#### [What is asked]
Copy each line in which the string "data" occurs.

[Stored records]
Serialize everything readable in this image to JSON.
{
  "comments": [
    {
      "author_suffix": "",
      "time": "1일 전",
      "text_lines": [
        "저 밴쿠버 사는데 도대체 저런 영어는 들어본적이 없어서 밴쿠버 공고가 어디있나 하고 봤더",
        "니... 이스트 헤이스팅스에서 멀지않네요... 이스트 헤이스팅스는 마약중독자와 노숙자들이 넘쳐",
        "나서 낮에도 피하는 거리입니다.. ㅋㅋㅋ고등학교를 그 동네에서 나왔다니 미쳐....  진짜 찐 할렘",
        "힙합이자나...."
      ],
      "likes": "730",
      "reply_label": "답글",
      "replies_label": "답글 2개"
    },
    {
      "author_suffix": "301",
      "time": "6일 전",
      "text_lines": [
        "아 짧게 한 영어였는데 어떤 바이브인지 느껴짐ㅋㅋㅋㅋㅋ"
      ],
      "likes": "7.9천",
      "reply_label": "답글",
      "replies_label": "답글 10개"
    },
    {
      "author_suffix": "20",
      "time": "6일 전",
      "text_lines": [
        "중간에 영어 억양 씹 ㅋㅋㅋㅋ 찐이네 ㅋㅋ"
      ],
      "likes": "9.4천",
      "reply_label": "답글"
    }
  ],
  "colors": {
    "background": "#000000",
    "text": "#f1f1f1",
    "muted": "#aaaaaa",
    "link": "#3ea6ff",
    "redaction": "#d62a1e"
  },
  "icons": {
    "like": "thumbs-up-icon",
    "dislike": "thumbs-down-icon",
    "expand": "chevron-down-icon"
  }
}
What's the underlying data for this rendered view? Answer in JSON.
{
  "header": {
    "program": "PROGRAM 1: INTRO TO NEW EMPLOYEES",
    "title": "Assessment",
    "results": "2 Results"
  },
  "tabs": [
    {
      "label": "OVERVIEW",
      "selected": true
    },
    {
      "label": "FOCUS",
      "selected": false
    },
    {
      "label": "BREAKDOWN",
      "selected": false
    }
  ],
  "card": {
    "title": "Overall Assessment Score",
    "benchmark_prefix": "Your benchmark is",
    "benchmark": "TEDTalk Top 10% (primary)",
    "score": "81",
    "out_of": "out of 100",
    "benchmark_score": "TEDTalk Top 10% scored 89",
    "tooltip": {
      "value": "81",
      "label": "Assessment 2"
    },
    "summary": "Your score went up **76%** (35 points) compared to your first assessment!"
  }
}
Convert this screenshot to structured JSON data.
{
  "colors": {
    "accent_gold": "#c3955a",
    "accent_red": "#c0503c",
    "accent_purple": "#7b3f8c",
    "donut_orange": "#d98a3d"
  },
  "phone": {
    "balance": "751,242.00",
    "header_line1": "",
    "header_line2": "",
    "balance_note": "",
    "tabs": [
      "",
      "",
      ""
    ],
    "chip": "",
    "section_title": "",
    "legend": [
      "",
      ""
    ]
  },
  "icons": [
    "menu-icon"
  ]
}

#### [Written solution]
What's the underlying data for this rendered view? Answer in JSON.
Convert this screenshot to structured JSON data.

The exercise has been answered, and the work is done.